§ **To do**: Exclude the pictures, then repeat the remaining data exactly.

--- BEGIN Records for this task ---

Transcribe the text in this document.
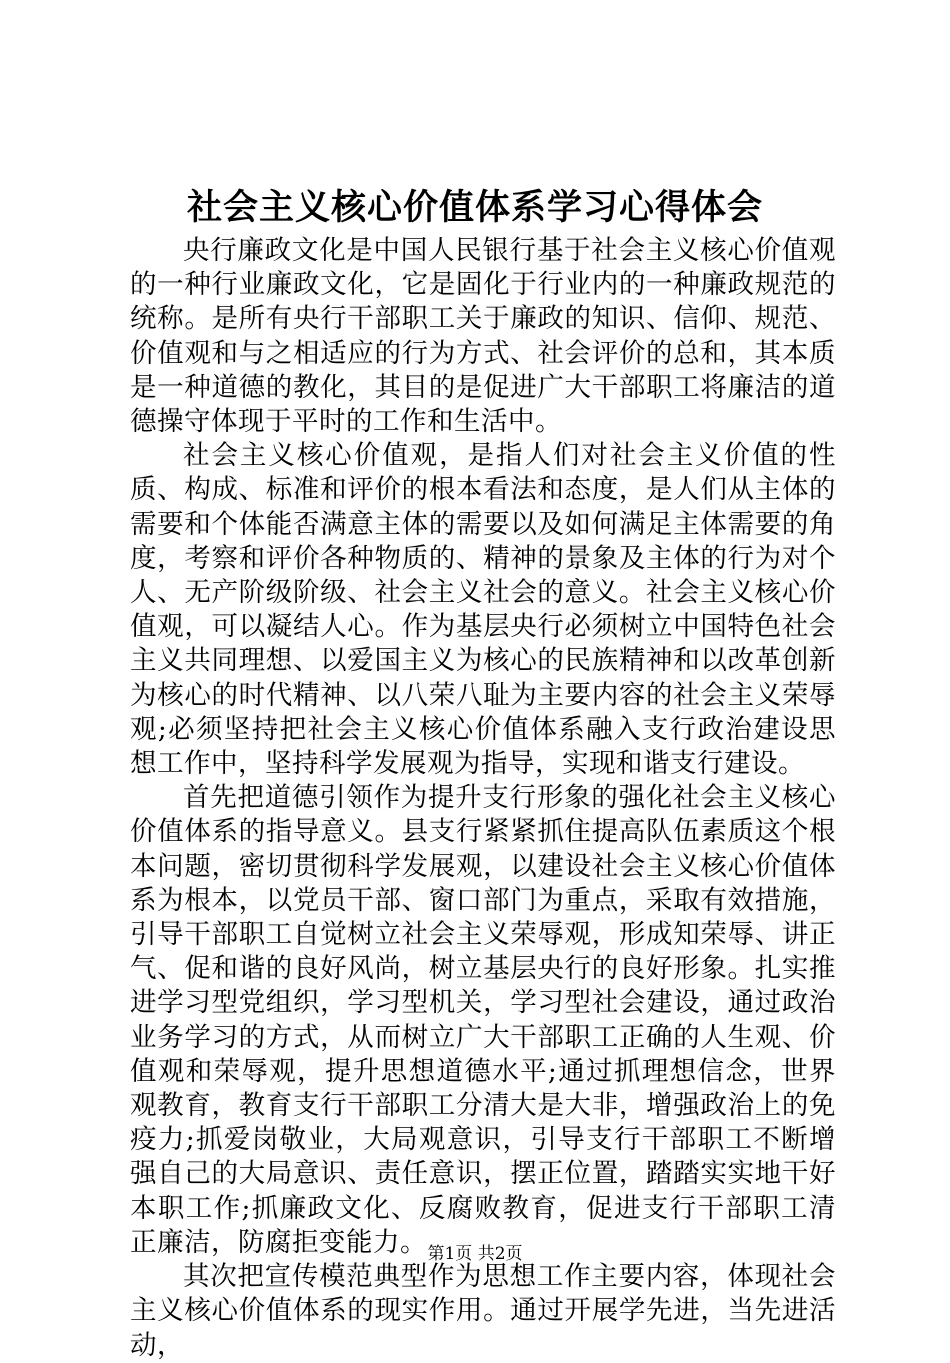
社会主义核心价值体系学习心得体会

央行廉政文化是中国人民银行基于社会主义核心价值观的一种行业廉政文化，它是固化于行业内的一种廉政规范的统称。是所有央行干部职工关于廉政的知识、信仰、规范、价值观和与之相适应的行为方式、社会评价的总和，其本质是一种道德的教化，其目的是促进广大干部职工将廉洁的道德操守体现于平时的工作和生活中。

社会主义核心价值观，是指人们对社会主义价值的性质、构成、标准和评价的根本看法和态度，是人们从主体的需要和个体能否满意主体的需要以及如何满足主体需要的角度，考察和评价各种物质的、精神的景象及主体的行为对个人、无产阶级阶级、社会主义社会的意义。社会主义核心价值观，可以凝结人心。作为基层央行必须树立中国特色社会主义共同理想、以爱国主义为核心的民族精神和以改革创新为核心的时代精神、以八荣八耻为主要内容的社会主义荣辱观;必须坚持把社会主义核心价值体系融入支行政治建设思想工作中，坚持科学发展观为指导，实现和谐支行建设。

首先把道德引领作为提升支行形象的强化社会主义核心价值体系的指导意义。县支行紧紧抓住提高队伍素质这个根本问题，密切贯彻科学发展观，以建设社会主义核心价值体系为根本，以党员干部、窗口部门为重点，采取有效措施，引导干部职工自觉树立社会主义荣辱观，形成知荣辱、讲正气、促和谐的良好风尚，树立基层央行的良好形象。扎实推进学习型党组织，学习型机关，学习型社会建设，通过政治业务学习的方式，从而树立广大干部职工正确的人生观、价值观和荣辱观，提升思想道德水平;通过抓理想信念，世界观教育，教育支行干部职工分清大是大非，增强政治上的免疫力;抓爱岗敬业，大局观意识，引导支行干部职工不断增强自己的大局意识、责任意识，摆正位置，踏踏实实地干好本职工作;抓廉政文化、反腐败教育，促进支行干部职工清正廉洁，防腐拒变能力。

其次把宣传模范典型作为思想工作主要内容，体现社会主义核心价值体系的现实作用。通过开展学先进，当先进活动，

第1页 共2页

--- END Records for this task ---

§ **Final result**:
Transcribe the text in this document.
社会主义核心价值体系学习心得体会

央行廉政文化是中国人民银行基于社会主义核心价值观的一种行业廉政文化，它是固化于行业内的一种廉政规范的统称。是所有央行干部职工关于廉政的知识、信仰、规范、价值观和与之相适应的行为方式、社会评价的总和，其本质是一种道德的教化，其目的是促进广大干部职工将廉洁的道德操守体现于平时的工作和生活中。

社会主义核心价值观，是指人们对社会主义价值的性质、构成、标准和评价的根本看法和态度，是人们从主体的需要和个体能否满意主体的需要以及如何满足主体需要的角度，考察和评价各种物质的、精神的景象及主体的行为对个人、无产阶级阶级、社会主义社会的意义。社会主义核心价值观，可以凝结人心。作为基层央行必须树立中国特色社会主义共同理想、以爱国主义为核心的民族精神和以改革创新为核心的时代精神、以八荣八耻为主要内容的社会主义荣辱观;必须坚持把社会主义核心价值体系融入支行政治建设思想工作中，坚持科学发展观为指导，实现和谐支行建设。

首先把道德引领作为提升支行形象的强化社会主义核心价值体系的指导意义。县支行紧紧抓住提高队伍素质这个根本问题，密切贯彻科学发展观，以建设社会主义核心价值体系为根本，以党员干部、窗口部门为重点，采取有效措施，引导干部职工自觉树立社会主义荣辱观，形成知荣辱、讲正气、促和谐的良好风尚，树立基层央行的良好形象。扎实推进学习型党组织，学习型机关，学习型社会建设，通过政治业务学习的方式，从而树立广大干部职工正确的人生观、价值观和荣辱观，提升思想道德水平;通过抓理想信念，世界观教育，教育支行干部职工分清大是大非，增强政治上的免疫力;抓爱岗敬业，大局观意识，引导支行干部职工不断增强自己的大局意识、责任意识，摆正位置，踏踏实实地干好本职工作;抓廉政文化、反腐败教育，促进支行干部职工清正廉洁，防腐拒变能力。

其次把宣传模范典型作为思想工作主要内容，体现社会主义核心价值体系的现实作用。通过开展学先进，当先进活动，

第1页 共2页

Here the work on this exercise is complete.